» **AIM**: Show only lines that include "Diameter".

········

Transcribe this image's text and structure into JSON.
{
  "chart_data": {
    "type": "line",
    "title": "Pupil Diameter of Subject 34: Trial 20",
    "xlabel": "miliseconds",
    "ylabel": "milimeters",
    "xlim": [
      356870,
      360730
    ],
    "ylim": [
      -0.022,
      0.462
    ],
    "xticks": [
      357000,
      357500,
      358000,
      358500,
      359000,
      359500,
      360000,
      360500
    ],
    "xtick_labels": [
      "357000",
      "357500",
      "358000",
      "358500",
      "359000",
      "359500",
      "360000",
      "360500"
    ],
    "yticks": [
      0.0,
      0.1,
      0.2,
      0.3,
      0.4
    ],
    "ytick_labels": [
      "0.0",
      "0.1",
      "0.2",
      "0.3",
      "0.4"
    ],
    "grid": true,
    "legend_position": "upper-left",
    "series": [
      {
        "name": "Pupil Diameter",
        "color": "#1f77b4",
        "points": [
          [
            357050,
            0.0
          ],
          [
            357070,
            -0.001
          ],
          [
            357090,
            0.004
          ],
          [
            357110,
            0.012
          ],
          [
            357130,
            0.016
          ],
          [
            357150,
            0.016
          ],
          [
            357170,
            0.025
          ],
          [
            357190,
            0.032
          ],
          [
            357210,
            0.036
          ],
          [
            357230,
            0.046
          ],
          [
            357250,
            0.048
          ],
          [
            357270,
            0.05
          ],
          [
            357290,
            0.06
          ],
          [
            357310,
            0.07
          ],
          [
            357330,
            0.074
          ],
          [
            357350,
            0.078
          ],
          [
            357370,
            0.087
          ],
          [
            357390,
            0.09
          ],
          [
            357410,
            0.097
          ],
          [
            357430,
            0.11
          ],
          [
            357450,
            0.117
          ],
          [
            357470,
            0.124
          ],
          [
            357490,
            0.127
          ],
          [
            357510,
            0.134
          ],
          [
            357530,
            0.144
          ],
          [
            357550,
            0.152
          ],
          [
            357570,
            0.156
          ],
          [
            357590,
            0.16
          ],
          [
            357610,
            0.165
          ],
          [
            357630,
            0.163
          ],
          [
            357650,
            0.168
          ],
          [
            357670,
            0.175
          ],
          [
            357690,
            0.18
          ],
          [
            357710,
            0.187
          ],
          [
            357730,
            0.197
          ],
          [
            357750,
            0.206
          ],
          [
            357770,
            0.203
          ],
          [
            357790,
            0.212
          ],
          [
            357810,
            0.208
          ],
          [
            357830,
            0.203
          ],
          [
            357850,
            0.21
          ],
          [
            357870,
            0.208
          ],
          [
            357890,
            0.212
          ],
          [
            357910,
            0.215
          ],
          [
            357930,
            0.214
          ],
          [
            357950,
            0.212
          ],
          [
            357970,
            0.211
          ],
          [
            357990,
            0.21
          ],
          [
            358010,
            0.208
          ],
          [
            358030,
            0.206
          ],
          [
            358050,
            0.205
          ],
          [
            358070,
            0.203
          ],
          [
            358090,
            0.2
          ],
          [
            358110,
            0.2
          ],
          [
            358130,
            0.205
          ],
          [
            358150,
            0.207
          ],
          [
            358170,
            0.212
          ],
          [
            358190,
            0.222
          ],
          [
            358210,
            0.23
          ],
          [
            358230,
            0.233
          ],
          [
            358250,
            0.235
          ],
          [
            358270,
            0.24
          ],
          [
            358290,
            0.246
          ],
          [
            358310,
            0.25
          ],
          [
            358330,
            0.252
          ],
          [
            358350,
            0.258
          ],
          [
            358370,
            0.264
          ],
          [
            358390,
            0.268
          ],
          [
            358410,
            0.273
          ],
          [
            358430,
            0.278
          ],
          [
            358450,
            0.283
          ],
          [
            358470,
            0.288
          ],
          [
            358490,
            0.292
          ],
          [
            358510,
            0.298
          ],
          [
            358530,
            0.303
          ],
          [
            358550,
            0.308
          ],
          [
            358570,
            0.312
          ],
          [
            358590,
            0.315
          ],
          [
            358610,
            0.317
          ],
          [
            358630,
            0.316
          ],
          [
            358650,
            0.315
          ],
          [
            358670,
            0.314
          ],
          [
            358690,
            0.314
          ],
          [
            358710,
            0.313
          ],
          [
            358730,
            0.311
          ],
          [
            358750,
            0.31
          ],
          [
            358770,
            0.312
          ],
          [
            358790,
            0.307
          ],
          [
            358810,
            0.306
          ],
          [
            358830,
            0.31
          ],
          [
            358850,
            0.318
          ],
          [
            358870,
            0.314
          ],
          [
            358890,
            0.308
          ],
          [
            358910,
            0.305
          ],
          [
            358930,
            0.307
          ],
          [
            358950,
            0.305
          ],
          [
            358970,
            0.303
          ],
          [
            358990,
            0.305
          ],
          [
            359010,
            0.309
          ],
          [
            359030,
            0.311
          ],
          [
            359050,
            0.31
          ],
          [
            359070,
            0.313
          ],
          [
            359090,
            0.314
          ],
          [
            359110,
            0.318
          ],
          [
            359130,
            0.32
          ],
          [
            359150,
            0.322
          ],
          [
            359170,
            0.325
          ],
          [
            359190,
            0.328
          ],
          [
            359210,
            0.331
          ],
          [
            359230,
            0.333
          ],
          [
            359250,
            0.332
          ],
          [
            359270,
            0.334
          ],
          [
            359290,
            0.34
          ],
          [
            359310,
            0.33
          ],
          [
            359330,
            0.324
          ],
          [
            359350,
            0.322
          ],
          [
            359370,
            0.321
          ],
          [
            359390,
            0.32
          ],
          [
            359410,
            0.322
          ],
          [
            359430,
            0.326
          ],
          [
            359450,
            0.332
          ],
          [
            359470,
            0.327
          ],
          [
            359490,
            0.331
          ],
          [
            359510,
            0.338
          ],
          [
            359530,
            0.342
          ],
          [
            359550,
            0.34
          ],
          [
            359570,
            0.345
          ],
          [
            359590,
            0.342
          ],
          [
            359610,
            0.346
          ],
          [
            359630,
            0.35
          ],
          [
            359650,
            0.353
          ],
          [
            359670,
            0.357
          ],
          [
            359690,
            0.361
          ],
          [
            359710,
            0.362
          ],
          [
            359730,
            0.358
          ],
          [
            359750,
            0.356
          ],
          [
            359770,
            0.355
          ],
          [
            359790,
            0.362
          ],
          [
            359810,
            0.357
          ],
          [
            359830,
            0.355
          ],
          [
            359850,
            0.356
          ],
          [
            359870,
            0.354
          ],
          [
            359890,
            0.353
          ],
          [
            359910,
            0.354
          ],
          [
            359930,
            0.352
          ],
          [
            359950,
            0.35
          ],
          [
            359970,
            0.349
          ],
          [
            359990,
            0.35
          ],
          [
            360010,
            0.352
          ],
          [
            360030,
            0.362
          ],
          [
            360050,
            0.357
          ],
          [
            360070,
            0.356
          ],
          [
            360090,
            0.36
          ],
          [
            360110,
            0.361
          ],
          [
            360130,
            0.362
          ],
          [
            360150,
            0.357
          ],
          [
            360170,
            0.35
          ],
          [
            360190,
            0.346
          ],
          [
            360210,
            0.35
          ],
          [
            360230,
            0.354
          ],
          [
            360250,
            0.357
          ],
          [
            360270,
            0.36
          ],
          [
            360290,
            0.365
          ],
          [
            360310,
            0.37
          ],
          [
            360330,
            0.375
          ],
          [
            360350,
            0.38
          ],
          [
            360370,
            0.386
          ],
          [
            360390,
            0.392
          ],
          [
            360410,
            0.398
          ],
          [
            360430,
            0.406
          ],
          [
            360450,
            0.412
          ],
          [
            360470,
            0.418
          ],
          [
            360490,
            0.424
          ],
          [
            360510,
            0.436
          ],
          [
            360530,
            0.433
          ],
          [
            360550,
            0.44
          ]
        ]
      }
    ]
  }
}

········

» **FINAL ANSWER**:
    "title": "Pupil Diameter of Subject 34: Trial 20",
        "name": "Pupil Diameter",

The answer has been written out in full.